* _WORK TO BE COMPLETED_: Quote every entry word for word.

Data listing
-=-=-=-=-

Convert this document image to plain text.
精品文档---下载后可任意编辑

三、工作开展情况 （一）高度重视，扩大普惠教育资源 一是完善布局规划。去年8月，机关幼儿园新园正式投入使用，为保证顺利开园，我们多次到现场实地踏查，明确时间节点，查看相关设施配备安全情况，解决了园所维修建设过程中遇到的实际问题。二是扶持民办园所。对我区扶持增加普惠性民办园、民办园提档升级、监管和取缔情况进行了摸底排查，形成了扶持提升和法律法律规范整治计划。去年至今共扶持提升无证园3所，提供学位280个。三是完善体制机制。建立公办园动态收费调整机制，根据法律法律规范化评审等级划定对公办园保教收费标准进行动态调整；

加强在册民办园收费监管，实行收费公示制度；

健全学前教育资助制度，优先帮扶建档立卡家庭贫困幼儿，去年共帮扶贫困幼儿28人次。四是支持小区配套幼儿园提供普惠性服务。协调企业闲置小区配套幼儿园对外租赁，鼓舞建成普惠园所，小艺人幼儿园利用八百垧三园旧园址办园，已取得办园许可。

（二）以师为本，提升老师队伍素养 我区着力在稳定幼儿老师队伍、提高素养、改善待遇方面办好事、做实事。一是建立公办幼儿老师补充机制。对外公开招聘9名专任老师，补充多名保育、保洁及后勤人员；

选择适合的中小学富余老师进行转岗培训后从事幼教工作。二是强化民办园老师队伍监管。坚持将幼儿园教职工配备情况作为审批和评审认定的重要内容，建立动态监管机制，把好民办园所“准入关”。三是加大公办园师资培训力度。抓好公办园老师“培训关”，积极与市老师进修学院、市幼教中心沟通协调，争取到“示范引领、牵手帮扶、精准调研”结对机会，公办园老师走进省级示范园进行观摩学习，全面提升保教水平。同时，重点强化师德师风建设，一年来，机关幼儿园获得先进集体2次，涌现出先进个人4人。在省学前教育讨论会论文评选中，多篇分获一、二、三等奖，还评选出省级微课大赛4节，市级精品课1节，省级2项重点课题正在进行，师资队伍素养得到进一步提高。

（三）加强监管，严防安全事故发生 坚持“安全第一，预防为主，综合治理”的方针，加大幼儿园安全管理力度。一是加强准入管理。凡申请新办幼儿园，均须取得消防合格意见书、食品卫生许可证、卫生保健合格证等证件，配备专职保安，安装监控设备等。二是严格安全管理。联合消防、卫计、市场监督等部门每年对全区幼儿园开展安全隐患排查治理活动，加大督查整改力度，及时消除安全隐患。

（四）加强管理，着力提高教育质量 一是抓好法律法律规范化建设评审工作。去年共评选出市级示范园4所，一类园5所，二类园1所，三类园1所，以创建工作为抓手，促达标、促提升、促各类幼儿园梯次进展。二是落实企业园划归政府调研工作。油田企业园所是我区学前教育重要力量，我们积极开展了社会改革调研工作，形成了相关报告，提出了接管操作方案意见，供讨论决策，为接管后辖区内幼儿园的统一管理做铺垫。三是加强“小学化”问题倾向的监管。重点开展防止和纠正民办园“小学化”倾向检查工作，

-=-=-=-=-

* _OUTPUT_:
Convert this document image to plain text.
精品文档---下载后可任意编辑

三、工作开展情况 （一）高度重视，扩大普惠教育资源 一是完善布局规划。去年8月，机关幼儿园新园正式投入使用，为保证顺利开园，我们多次到现场实地踏查，明确时间节点，查看相关设施配备安全情况，解决了园所维修建设过程中遇到的实际问题。二是扶持民办园所。对我区扶持增加普惠性民办园、民办园提档升级、监管和取缔情况进行了摸底排查，形成了扶持提升和法律法律规范整治计划。去年至今共扶持提升无证园3所，提供学位280个。三是完善体制机制。建立公办园动态收费调整机制，根据法律法律规范化评审等级划定对公办园保教收费标准进行动态调整；

加强在册民办园收费监管，实行收费公示制度；

健全学前教育资助制度，优先帮扶建档立卡家庭贫困幼儿，去年共帮扶贫困幼儿28人次。四是支持小区配套幼儿园提供普惠性服务。协调企业闲置小区配套幼儿园对外租赁，鼓舞建成普惠园所，小艺人幼儿园利用八百垧三园旧园址办园，已取得办园许可。

（二）以师为本，提升老师队伍素养 我区着力在稳定幼儿老师队伍、提高素养、改善待遇方面办好事、做实事。一是建立公办幼儿老师补充机制。对外公开招聘9名专任老师，补充多名保育、保洁及后勤人员；

选择适合的中小学富余老师进行转岗培训后从事幼教工作。二是强化民办园老师队伍监管。坚持将幼儿园教职工配备情况作为审批和评审认定的重要内容，建立动态监管机制，把好民办园所“准入关”。三是加大公办园师资培训力度。抓好公办园老师“培训关”，积极与市老师进修学院、市幼教中心沟通协调，争取到“示范引领、牵手帮扶、精准调研”结对机会，公办园老师走进省级示范园进行观摩学习，全面提升保教水平。同时，重点强化师德师风建设，一年来，机关幼儿园获得先进集体2次，涌现出先进个人4人。在省学前教育讨论会论文评选中，多篇分获一、二、三等奖，还评选出省级微课大赛4节，市级精品课1节，省级2项重点课题正在进行，师资队伍素养得到进一步提高。

（三）加强监管，严防安全事故发生 坚持“安全第一，预防为主，综合治理”的方针，加大幼儿园安全管理力度。一是加强准入管理。凡申请新办幼儿园，均须取得消防合格意见书、食品卫生许可证、卫生保健合格证等证件，配备专职保安，安装监控设备等。二是严格安全管理。联合消防、卫计、市场监督等部门每年对全区幼儿园开展安全隐患排查治理活动，加大督查整改力度，及时消除安全隐患。

（四）加强管理，着力提高教育质量 一是抓好法律法律规范化建设评审工作。去年共评选出市级示范园4所，一类园5所，二类园1所，三类园1所，以创建工作为抓手，促达标、促提升、促各类幼儿园梯次进展。二是落实企业园划归政府调研工作。油田企业园所是我区学前教育重要力量，我们积极开展了社会改革调研工作，形成了相关报告，提出了接管操作方案意见，供讨论决策，为接管后辖区内幼儿园的统一管理做铺垫。三是加强“小学化”问题倾向的监管。重点开展防止和纠正民办园“小学化”倾向检查工作，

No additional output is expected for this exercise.